| Work to be completed |
In this exercise, return only the lines that run from the line with "What does this" to the end of the entries below, both included. Pictures are not copied.

** begin Exercise inputs **

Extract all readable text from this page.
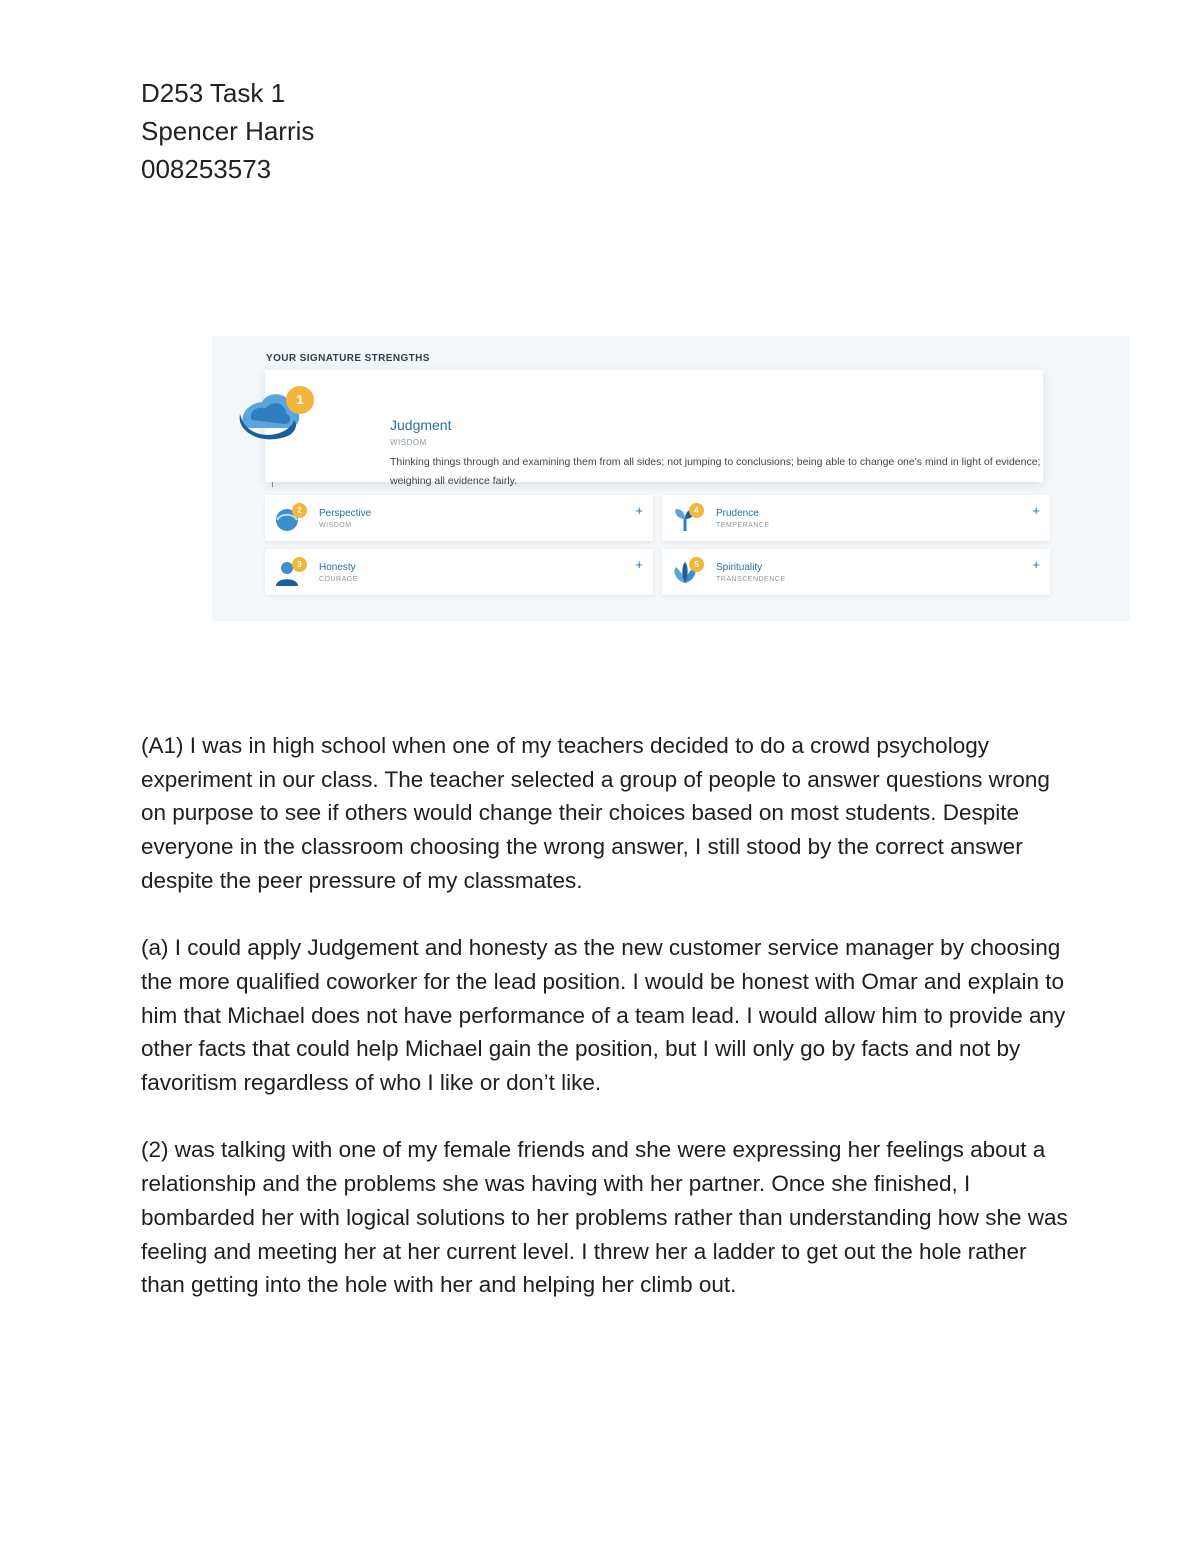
D253 Task 1
Spencer Harris
008253573
YOUR SIGNATURE STRENGTHS
Judgment
WISDOM
Thinking things through and examining them from all sides; not jumping to conclusions; being able to change one's mind in light of evidence; weighing all evidence fairly.
1
2	Perspective
WISDOM
+	4	Prudence
TEMPERANCE
+
3	Honesty
COURAGE
+	5	Spirituality
TRANSCENDENCE
+

(A1) I was in high school when one of my teachers decided to do a crowd psychology experiment in our class. The teacher selected a group of people to answer questions wrong on purpose to see if others would change their choices based on most students. Despite everyone in the classroom choosing the wrong answer, I still stood by the correct answer despite the peer pressure of my classmates.

(a) I could apply Judgement and honesty as the new customer service manager by choosing the more qualified coworker for the lead position. I would be honest with Omar and explain to him that Michael does not have performance of a team lead. I would allow him to provide any other facts that could help Michael gain the position, but I will only go by facts and not by favoritism regardless of who I like or don’t like.

(2) was talking with one of my female friends and she were expressing her feelings about a relationship and the problems she was having with her partner. Once she finished, I bombarded her with logical solutions to her problems rather than understanding how she was feeling and meeting her at her current level. I threw her a ladder to get out the hole rather than getting into the hole with her and helping her climb out.
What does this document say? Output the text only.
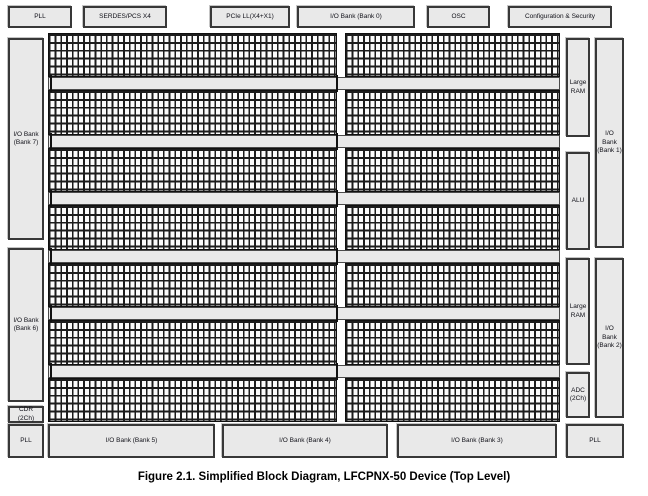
PLL	SERDES/PCS X4	PCIe LL(X4+X1)	I/O Bank (Bank 0)	OSC	Configuration & Security
I/O Bank (Bank 7)
I/O Bank (Bank 6)
CDR (2Ch)
PLL
Large RAM
ALU
Large RAM
ADC (2Ch)
I/O Bank (Bank 1)
I/O Bank (Bank 2)
I/O Bank (Bank 5)	I/O Bank (Bank 4)	I/O Bank (Bank 3)	PLL
Figure 2.1. Simplified Block Diagram, LFCPNX-50 Device (Top Level)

** end Exercise inputs **

| Answer below |
What does this document say? Output the text only.
PLL	SERDES/PCS X4	PCIe LL(X4+X1)	I/O Bank (Bank 0)	OSC	Configuration & Security
I/O Bank (Bank 7)
I/O Bank (Bank 6)
CDR (2Ch)
PLL
Large RAM
ALU
Large RAM
ADC (2Ch)
I/O Bank (Bank 1)
I/O Bank (Bank 2)
I/O Bank (Bank 5)	I/O Bank (Bank 4)	I/O Bank (Bank 3)	PLL
Figure 2.1. Simplified Block Diagram, LFCPNX-50 Device (Top Level)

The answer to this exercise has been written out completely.